**EXERCISE DESCRIPTION**
Your answer should be a single number: the count of lines holding the word "name".

%%

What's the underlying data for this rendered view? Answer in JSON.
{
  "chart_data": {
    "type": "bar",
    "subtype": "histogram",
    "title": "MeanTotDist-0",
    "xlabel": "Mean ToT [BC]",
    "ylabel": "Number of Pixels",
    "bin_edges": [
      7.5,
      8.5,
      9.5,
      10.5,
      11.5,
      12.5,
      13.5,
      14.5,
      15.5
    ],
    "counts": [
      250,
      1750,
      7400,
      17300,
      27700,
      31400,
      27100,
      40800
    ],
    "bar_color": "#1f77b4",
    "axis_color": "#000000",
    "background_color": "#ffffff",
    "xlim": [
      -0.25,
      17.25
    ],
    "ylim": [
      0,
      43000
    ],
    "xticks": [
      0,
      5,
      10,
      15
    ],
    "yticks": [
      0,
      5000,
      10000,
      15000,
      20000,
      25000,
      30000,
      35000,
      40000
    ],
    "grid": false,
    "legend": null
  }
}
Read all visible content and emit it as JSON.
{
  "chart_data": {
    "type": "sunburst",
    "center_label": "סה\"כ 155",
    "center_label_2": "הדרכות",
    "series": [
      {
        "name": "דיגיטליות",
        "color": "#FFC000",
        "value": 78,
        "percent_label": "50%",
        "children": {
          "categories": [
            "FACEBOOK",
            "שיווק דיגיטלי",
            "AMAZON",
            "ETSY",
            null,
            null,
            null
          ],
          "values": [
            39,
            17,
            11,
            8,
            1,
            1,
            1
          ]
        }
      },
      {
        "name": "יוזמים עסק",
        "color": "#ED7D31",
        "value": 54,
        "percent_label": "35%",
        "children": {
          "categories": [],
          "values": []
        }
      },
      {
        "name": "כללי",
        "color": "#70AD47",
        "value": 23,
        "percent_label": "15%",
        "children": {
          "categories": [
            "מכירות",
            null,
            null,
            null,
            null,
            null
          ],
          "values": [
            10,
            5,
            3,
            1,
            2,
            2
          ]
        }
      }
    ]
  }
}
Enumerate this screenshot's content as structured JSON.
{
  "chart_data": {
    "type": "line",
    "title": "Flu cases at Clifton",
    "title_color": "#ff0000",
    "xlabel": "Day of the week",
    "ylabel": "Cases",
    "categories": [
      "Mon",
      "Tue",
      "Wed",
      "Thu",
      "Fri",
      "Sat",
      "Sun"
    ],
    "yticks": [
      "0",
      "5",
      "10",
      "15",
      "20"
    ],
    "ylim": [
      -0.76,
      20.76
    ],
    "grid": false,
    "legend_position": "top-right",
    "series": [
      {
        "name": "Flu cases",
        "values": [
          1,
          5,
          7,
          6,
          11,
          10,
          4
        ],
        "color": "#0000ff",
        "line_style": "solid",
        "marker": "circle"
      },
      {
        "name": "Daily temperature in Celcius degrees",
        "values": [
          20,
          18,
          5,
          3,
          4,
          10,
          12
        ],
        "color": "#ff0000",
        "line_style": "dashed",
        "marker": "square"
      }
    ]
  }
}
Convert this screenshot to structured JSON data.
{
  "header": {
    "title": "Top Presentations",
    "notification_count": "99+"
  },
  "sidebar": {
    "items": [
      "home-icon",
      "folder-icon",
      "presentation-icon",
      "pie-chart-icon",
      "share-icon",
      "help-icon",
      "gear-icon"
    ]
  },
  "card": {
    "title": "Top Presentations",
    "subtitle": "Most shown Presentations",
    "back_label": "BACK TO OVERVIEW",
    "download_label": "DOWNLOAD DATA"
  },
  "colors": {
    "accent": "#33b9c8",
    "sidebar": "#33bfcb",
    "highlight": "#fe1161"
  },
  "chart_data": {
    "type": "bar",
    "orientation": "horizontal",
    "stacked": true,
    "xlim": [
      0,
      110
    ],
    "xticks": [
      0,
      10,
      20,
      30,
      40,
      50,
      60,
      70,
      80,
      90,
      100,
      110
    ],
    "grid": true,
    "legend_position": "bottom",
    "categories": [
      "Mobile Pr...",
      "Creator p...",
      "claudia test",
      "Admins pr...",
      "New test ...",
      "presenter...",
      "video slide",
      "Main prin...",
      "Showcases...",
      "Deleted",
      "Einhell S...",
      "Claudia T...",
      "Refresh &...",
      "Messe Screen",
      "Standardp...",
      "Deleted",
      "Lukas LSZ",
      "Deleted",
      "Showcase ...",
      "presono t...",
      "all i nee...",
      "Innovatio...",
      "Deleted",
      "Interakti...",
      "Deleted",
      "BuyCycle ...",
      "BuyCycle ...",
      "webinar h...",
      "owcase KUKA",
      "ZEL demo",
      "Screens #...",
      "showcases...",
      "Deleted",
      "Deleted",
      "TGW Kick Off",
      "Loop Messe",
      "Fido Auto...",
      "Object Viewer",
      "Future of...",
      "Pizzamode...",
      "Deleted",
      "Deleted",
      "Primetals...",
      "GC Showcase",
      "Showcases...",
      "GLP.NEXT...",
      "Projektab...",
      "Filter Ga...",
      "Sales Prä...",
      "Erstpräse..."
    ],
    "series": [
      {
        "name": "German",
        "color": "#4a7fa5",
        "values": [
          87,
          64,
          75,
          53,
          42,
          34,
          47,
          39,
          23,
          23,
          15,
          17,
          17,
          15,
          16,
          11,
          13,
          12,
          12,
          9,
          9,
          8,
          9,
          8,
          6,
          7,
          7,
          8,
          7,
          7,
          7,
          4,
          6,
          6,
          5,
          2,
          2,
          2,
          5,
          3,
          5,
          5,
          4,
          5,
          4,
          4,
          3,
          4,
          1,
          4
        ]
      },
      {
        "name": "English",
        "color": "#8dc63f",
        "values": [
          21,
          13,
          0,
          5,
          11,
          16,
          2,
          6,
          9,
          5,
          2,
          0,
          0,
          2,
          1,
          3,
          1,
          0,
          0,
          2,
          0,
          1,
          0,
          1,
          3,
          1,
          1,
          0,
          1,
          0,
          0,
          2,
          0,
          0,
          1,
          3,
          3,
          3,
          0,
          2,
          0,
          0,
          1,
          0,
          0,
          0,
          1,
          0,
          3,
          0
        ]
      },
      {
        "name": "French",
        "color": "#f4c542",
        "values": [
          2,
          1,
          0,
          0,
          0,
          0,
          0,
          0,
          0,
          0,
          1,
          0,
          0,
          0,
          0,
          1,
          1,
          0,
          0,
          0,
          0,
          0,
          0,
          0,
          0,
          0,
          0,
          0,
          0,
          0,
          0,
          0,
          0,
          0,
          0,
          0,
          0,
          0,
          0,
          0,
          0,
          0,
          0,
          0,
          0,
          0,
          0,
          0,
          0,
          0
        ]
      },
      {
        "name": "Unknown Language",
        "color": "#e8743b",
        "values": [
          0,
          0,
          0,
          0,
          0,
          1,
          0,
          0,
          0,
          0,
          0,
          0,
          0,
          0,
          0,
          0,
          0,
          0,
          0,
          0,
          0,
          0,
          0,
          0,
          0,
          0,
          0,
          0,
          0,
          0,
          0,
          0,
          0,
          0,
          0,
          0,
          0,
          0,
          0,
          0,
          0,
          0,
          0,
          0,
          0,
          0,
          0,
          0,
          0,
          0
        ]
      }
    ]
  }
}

%%

**SOLUTION TO THIS TASK**
9